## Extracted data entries
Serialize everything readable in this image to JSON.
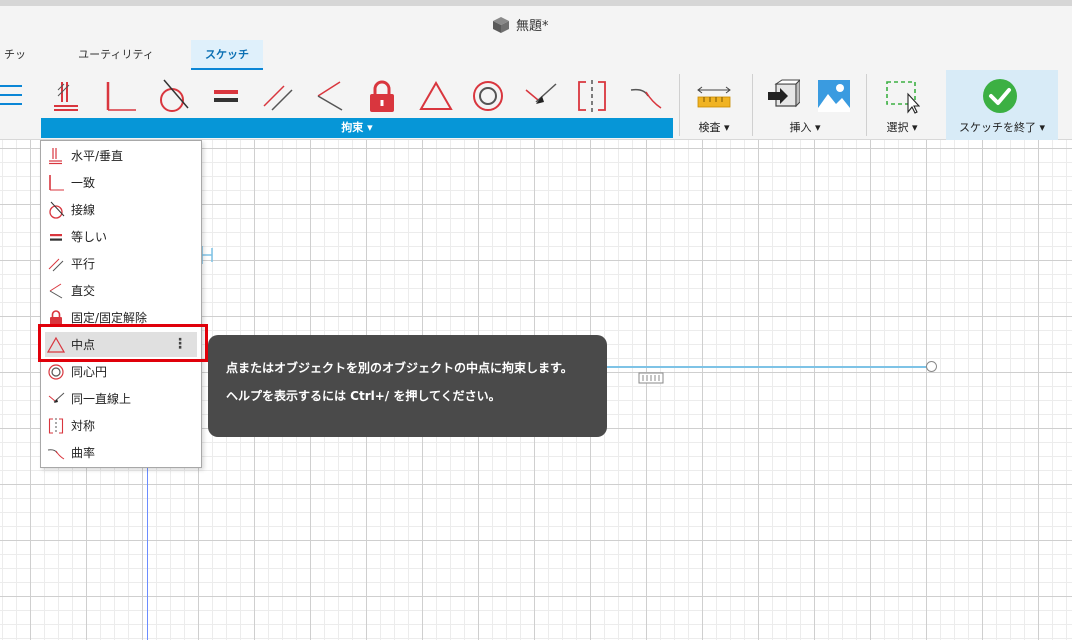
{
  "window": {
    "title": "無題*"
  },
  "tabs": [
    "チック",
    "ユーティリティ",
    "スケッチ"
  ],
  "active_tab": "スケッチ",
  "ribbon": {
    "groups": {
      "constraints": "拘束 ▾",
      "inspect": "検査 ▾",
      "insert": "挿入 ▾",
      "select": "選択 ▾",
      "finish": "スケッチを終了 ▾"
    }
  },
  "menu": {
    "items": [
      {
        "icon": "horizontal-vertical-icon",
        "label": "水平/垂直"
      },
      {
        "icon": "coincident-icon",
        "label": "一致"
      },
      {
        "icon": "tangent-icon",
        "label": "接線"
      },
      {
        "icon": "equal-icon",
        "label": "等しい"
      },
      {
        "icon": "parallel-icon",
        "label": "平行"
      },
      {
        "icon": "perpendicular-icon",
        "label": "直交"
      },
      {
        "icon": "lock-icon",
        "label": "固定/固定解除"
      },
      {
        "icon": "midpoint-icon",
        "label": "中点"
      },
      {
        "icon": "concentric-icon",
        "label": "同心円"
      },
      {
        "icon": "collinear-icon",
        "label": "同一直線上"
      },
      {
        "icon": "symmetry-icon",
        "label": "対称"
      },
      {
        "icon": "curvature-icon",
        "label": "曲率"
      }
    ],
    "highlighted": "中点",
    "more_glyph": "⋮"
  },
  "tooltip": {
    "line1": "点またはオブジェクトを別のオブジェクトの中点に拘束します。",
    "line2": "ヘルプを表示するには Ctrl+/ を押してください。"
  },
  "colors": {
    "accent": "#0696d7",
    "constraint_red": "#d9363e",
    "finish_green": "#3cb043",
    "highlight_box": "#e0000a",
    "tooltip_bg": "#4a4a4a"
  }
}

## Work required
Each entry above should be reproduced exactly, with the pictures removed.

## Reply
Serialize everything readable in this image to JSON.
{
  "window": {
    "title": "無題*"
  },
  "tabs": [
    "チック",
    "ユーティリティ",
    "スケッチ"
  ],
  "active_tab": "スケッチ",
  "ribbon": {
    "groups": {
      "constraints": "拘束 ▾",
      "inspect": "検査 ▾",
      "insert": "挿入 ▾",
      "select": "選択 ▾",
      "finish": "スケッチを終了 ▾"
    }
  },
  "menu": {
    "items": [
      {
        "icon": "horizontal-vertical-icon",
        "label": "水平/垂直"
      },
      {
        "icon": "coincident-icon",
        "label": "一致"
      },
      {
        "icon": "tangent-icon",
        "label": "接線"
      },
      {
        "icon": "equal-icon",
        "label": "等しい"
      },
      {
        "icon": "parallel-icon",
        "label": "平行"
      },
      {
        "icon": "perpendicular-icon",
        "label": "直交"
      },
      {
        "icon": "lock-icon",
        "label": "固定/固定解除"
      },
      {
        "icon": "midpoint-icon",
        "label": "中点"
      },
      {
        "icon": "concentric-icon",
        "label": "同心円"
      },
      {
        "icon": "collinear-icon",
        "label": "同一直線上"
      },
      {
        "icon": "symmetry-icon",
        "label": "対称"
      },
      {
        "icon": "curvature-icon",
        "label": "曲率"
      }
    ],
    "highlighted": "中点",
    "more_glyph": "⋮"
  },
  "tooltip": {
    "line1": "点またはオブジェクトを別のオブジェクトの中点に拘束します。",
    "line2": "ヘルプを表示するには Ctrl+/ を押してください。"
  },
  "colors": {
    "accent": "#0696d7",
    "constraint_red": "#d9363e",
    "finish_green": "#3cb043",
    "highlight_box": "#e0000a",
    "tooltip_bg": "#4a4a4a"
  }
}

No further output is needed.